* Your task: Leave out the pictures and transcribe everything else exactly.

— Start of Entries shown —

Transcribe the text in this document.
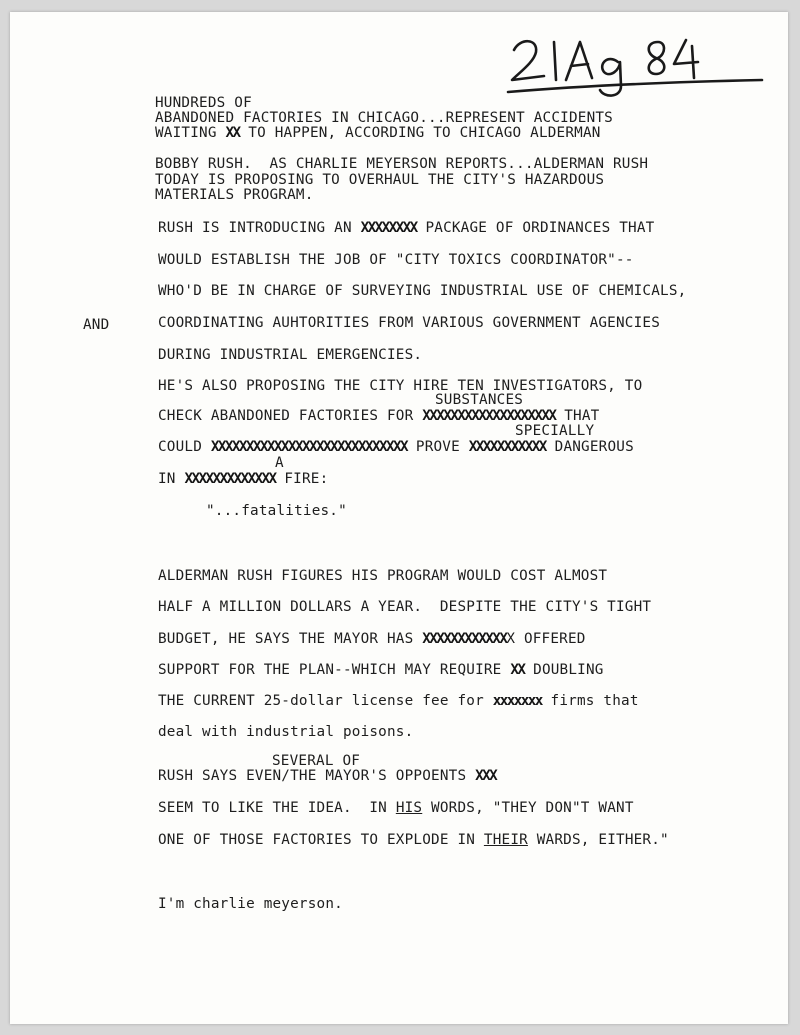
HUNDREDS OF
ABANDONED FACTORIES IN CHICAGO...REPRESENT ACCIDENTS
WAITING XX TO HAPPEN, ACCORDING TO CHICAGO ALDERMAN
BOBBY RUSH.  AS CHARLIE MEYERSON REPORTS...ALDERMAN RUSH
TODAY IS PROPOSING TO OVERHAUL THE CITY'S HAZARDOUS
MATERIALS PROGRAM.
RUSH IS INTRODUCING AN XXXXXXXX PACKAGE OF ORDINANCES THAT
WOULD ESTABLISH THE JOB OF "CITY TOXICS COORDINATOR"--
WHO'D BE IN CHARGE OF SURVEYING INDUSTRIAL USE OF CHEMICALS,
AND	COORDINATING AUHTORITIES FROM VARIOUS GOVERNMENT AGENCIES
DURING INDUSTRIAL EMERGENCIES.
HE'S ALSO PROPOSING THE CITY HIRE TEN INVESTIGATORS, TO
SUBSTANCES
CHECK ABANDONED FACTORIES FOR XXXXXXXXXXXXXXXXXXX THAT
SPECIALLY
COULD XXXXXXXXXXXXXXXXXXXXXXXXXXXX PROVE XXXXXXXXXXX DANGEROUS
A
IN XXXXXXXXXXXXX FIRE:
"...fatalities."
ALDERMAN RUSH FIGURES HIS PROGRAM WOULD COST ALMOST
HALF A MILLION DOLLARS A YEAR.  DESPITE THE CITY'S TIGHT
BUDGET, HE SAYS THE MAYOR HAS XXXXXXXXXXXXX OFFERED
SUPPORT FOR THE PLAN--WHICH MAY REQUIRE XX DOUBLING
THE CURRENT 25-dollar license fee for xxxxxxx firms that
deal with industrial poisons.
SEVERAL OF
RUSH SAYS EVEN/THE MAYOR'S OPPOENTS XXX
SEEM TO LIKE THE IDEA.  IN HIS WORDS, "THEY DON"T WANT
ONE OF THOSE FACTORIES TO EXPLODE IN THEIR WARDS, EITHER."
I'm charlie meyerson.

— End of Entries shown —

* Correct response:
Transcribe the text in this document.
HUNDREDS OF
ABANDONED FACTORIES IN CHICAGO...REPRESENT ACCIDENTS
WAITING XX TO HAPPEN, ACCORDING TO CHICAGO ALDERMAN
BOBBY RUSH.  AS CHARLIE MEYERSON REPORTS...ALDERMAN RUSH
TODAY IS PROPOSING TO OVERHAUL THE CITY'S HAZARDOUS
MATERIALS PROGRAM.
RUSH IS INTRODUCING AN XXXXXXXX PACKAGE OF ORDINANCES THAT
WOULD ESTABLISH THE JOB OF "CITY TOXICS COORDINATOR"--
WHO'D BE IN CHARGE OF SURVEYING INDUSTRIAL USE OF CHEMICALS,
AND	COORDINATING AUHTORITIES FROM VARIOUS GOVERNMENT AGENCIES
DURING INDUSTRIAL EMERGENCIES.
HE'S ALSO PROPOSING THE CITY HIRE TEN INVESTIGATORS, TO
SUBSTANCES
CHECK ABANDONED FACTORIES FOR XXXXXXXXXXXXXXXXXXX THAT
SPECIALLY
COULD XXXXXXXXXXXXXXXXXXXXXXXXXXXX PROVE XXXXXXXXXXX DANGEROUS
A
IN XXXXXXXXXXXXX FIRE:
"...fatalities."
ALDERMAN RUSH FIGURES HIS PROGRAM WOULD COST ALMOST
HALF A MILLION DOLLARS A YEAR.  DESPITE THE CITY'S TIGHT
BUDGET, HE SAYS THE MAYOR HAS XXXXXXXXXXXXX OFFERED
SUPPORT FOR THE PLAN--WHICH MAY REQUIRE XX DOUBLING
THE CURRENT 25-dollar license fee for xxxxxxx firms that
deal with industrial poisons.
SEVERAL OF
RUSH SAYS EVEN/THE MAYOR'S OPPOENTS XXX
SEEM TO LIKE THE IDEA.  IN HIS WORDS, "THEY DON"T WANT
ONE OF THOSE FACTORIES TO EXPLODE IN THEIR WARDS, EITHER."
I'm charlie meyerson.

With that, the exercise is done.